### Records provided ###
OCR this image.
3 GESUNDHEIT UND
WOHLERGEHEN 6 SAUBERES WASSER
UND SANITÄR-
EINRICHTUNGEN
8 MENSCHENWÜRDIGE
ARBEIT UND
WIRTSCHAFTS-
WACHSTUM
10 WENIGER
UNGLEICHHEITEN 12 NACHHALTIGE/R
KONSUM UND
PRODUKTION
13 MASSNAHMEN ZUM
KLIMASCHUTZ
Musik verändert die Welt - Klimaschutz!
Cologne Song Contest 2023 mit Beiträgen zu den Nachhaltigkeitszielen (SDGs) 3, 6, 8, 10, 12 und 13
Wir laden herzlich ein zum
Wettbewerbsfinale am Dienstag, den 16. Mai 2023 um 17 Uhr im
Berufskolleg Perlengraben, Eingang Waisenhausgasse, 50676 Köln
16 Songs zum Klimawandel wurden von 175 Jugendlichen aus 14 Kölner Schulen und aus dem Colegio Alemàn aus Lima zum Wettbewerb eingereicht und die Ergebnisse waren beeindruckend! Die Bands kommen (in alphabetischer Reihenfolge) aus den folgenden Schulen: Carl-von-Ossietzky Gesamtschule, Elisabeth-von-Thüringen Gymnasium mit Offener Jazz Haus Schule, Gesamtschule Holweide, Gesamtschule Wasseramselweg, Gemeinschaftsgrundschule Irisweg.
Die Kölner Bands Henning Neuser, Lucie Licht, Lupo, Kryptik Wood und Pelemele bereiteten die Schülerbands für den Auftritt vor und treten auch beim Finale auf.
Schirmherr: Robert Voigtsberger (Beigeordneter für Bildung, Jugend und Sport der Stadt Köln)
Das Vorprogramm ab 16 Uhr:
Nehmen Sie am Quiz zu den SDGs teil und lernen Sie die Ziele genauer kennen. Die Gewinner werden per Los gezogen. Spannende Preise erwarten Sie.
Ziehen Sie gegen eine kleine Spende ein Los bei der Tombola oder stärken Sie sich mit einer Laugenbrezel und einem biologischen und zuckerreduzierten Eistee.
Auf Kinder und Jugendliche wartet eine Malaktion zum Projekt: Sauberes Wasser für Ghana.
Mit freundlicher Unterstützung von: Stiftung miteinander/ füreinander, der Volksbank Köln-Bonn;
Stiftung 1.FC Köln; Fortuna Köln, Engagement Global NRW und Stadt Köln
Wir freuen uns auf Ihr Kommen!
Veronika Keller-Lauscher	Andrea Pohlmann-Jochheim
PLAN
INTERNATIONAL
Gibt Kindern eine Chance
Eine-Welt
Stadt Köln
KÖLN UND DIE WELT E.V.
###
§ Work to be completed:
All of the data above should be transcribed exactly.

§ Response for this exercise:
OCR this image.
3 GESUNDHEIT UND
WOHLERGEHEN 6 SAUBERES WASSER
UND SANITÄR-
EINRICHTUNGEN
8 MENSCHENWÜRDIGE
ARBEIT UND
WIRTSCHAFTS-
WACHSTUM
10 WENIGER
UNGLEICHHEITEN 12 NACHHALTIGE/R
KONSUM UND
PRODUKTION
13 MASSNAHMEN ZUM
KLIMASCHUTZ
Musik verändert die Welt - Klimaschutz!
Cologne Song Contest 2023 mit Beiträgen zu den Nachhaltigkeitszielen (SDGs) 3, 6, 8, 10, 12 und 13
Wir laden herzlich ein zum
Wettbewerbsfinale am Dienstag, den 16. Mai 2023 um 17 Uhr im
Berufskolleg Perlengraben, Eingang Waisenhausgasse, 50676 Köln
16 Songs zum Klimawandel wurden von 175 Jugendlichen aus 14 Kölner Schulen und aus dem Colegio Alemàn aus Lima zum Wettbewerb eingereicht und die Ergebnisse waren beeindruckend! Die Bands kommen (in alphabetischer Reihenfolge) aus den folgenden Schulen: Carl-von-Ossietzky Gesamtschule, Elisabeth-von-Thüringen Gymnasium mit Offener Jazz Haus Schule, Gesamtschule Holweide, Gesamtschule Wasseramselweg, Gemeinschaftsgrundschule Irisweg.
Die Kölner Bands Henning Neuser, Lucie Licht, Lupo, Kryptik Wood und Pelemele bereiteten die Schülerbands für den Auftritt vor und treten auch beim Finale auf.
Schirmherr: Robert Voigtsberger (Beigeordneter für Bildung, Jugend und Sport der Stadt Köln)
Das Vorprogramm ab 16 Uhr:
Nehmen Sie am Quiz zu den SDGs teil und lernen Sie die Ziele genauer kennen. Die Gewinner werden per Los gezogen. Spannende Preise erwarten Sie.
Ziehen Sie gegen eine kleine Spende ein Los bei der Tombola oder stärken Sie sich mit einer Laugenbrezel und einem biologischen und zuckerreduzierten Eistee.
Auf Kinder und Jugendliche wartet eine Malaktion zum Projekt: Sauberes Wasser für Ghana.
Mit freundlicher Unterstützung von: Stiftung miteinander/ füreinander, der Volksbank Köln-Bonn;
Stiftung 1.FC Köln; Fortuna Köln, Engagement Global NRW und Stadt Köln
Wir freuen uns auf Ihr Kommen!
Veronika Keller-Lauscher	Andrea Pohlmann-Jochheim
PLAN
INTERNATIONAL
Gibt Kindern eine Chance
Eine-Welt
Stadt Köln
KÖLN UND DIE WELT E.V.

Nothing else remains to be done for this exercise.